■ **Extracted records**
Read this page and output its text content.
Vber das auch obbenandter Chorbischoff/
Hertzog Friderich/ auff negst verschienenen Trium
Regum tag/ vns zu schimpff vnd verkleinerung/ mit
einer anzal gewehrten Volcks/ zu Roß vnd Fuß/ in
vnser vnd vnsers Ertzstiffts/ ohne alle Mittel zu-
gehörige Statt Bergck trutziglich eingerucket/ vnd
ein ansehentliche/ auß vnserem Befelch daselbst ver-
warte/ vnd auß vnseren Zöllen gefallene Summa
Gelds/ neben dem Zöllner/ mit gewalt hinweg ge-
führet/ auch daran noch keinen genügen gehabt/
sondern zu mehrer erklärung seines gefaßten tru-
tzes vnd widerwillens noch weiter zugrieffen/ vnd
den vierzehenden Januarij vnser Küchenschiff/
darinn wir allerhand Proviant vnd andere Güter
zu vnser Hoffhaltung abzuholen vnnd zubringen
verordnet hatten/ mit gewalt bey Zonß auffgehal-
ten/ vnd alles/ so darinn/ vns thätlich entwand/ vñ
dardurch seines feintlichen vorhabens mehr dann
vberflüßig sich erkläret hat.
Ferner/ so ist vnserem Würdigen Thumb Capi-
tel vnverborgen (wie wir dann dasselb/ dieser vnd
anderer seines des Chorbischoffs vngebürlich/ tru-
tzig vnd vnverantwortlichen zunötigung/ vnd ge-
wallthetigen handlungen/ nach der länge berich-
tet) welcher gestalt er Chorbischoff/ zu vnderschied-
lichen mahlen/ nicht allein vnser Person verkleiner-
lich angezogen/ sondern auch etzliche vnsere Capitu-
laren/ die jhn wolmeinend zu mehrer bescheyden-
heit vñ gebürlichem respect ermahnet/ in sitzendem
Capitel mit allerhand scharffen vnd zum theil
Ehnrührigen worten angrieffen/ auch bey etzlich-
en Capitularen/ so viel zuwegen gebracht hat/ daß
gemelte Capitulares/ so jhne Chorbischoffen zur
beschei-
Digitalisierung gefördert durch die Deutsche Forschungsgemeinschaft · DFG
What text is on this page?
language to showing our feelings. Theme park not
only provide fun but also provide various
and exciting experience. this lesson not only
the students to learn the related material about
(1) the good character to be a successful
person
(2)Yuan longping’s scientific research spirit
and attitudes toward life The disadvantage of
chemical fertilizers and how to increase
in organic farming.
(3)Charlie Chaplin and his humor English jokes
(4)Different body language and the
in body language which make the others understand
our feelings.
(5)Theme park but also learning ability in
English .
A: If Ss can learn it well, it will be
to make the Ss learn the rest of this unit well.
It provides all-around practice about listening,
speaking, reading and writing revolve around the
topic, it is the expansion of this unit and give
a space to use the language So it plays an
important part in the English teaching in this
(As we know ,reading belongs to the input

■ **Written task**
Repeat the records above exactly.

■ **Output of the task**
Read this page and output its text content.
Vber das auch obbenandter Chorbischoff/
Hertzog Friderich/ auff negst verschienenen Trium
Regum tag/ vns zu schimpff vnd verkleinerung/ mit
einer anzal gewehrten Volcks/ zu Roß vnd Fuß/ in
vnser vnd vnsers Ertzstiffts/ ohne alle Mittel zu-
gehörige Statt Bergck trutziglich eingerucket/ vnd
ein ansehentliche/ auß vnserem Befelch daselbst ver-
warte/ vnd auß vnseren Zöllen gefallene Summa
Gelds/ neben dem Zöllner/ mit gewalt hinweg ge-
führet/ auch daran noch keinen genügen gehabt/
sondern zu mehrer erklärung seines gefaßten tru-
tzes vnd widerwillens noch weiter zugrieffen/ vnd
den vierzehenden Januarij vnser Küchenschiff/
darinn wir allerhand Proviant vnd andere Güter
zu vnser Hoffhaltung abzuholen vnnd zubringen
verordnet hatten/ mit gewalt bey Zonß auffgehal-
ten/ vnd alles/ so darinn/ vns thätlich entwand/ vñ
dardurch seines feintlichen vorhabens mehr dann
vberflüßig sich erkläret hat.
Ferner/ so ist vnserem Würdigen Thumb Capi-
tel vnverborgen (wie wir dann dasselb/ dieser vnd
anderer seines des Chorbischoffs vngebürlich/ tru-
tzig vnd vnverantwortlichen zunötigung/ vnd ge-
wallthetigen handlungen/ nach der länge berich-
tet) welcher gestalt er Chorbischoff/ zu vnderschied-
lichen mahlen/ nicht allein vnser Person verkleiner-
lich angezogen/ sondern auch etzliche vnsere Capitu-
laren/ die jhn wolmeinend zu mehrer bescheyden-
heit vñ gebürlichem respect ermahnet/ in sitzendem
Capitel mit allerhand scharffen vnd zum theil
Ehnrührigen worten angrieffen/ auch bey etzlich-
en Capitularen/ so viel zuwegen gebracht hat/ daß
gemelte Capitulares/ so jhne Chorbischoffen zur
beschei-
Digitalisierung gefördert durch die Deutsche Forschungsgemeinschaft · DFG
What text is on this page?
language to showing our feelings. Theme park not
only provide fun but also provide various
and exciting experience. this lesson not only
the students to learn the related material about
(1) the good character to be a successful
person
(2)Yuan longping’s scientific research spirit
and attitudes toward life The disadvantage of
chemical fertilizers and how to increase
in organic farming.
(3)Charlie Chaplin and his humor English jokes
(4)Different body language and the
in body language which make the others understand
our feelings.
(5)Theme park but also learning ability in
English .
A: If Ss can learn it well, it will be
to make the Ss learn the rest of this unit well.
It provides all-around practice about listening,
speaking, reading and writing revolve around the
topic, it is the expansion of this unit and give
a space to use the language So it plays an
important part in the English teaching in this
(As we know ,reading belongs to the input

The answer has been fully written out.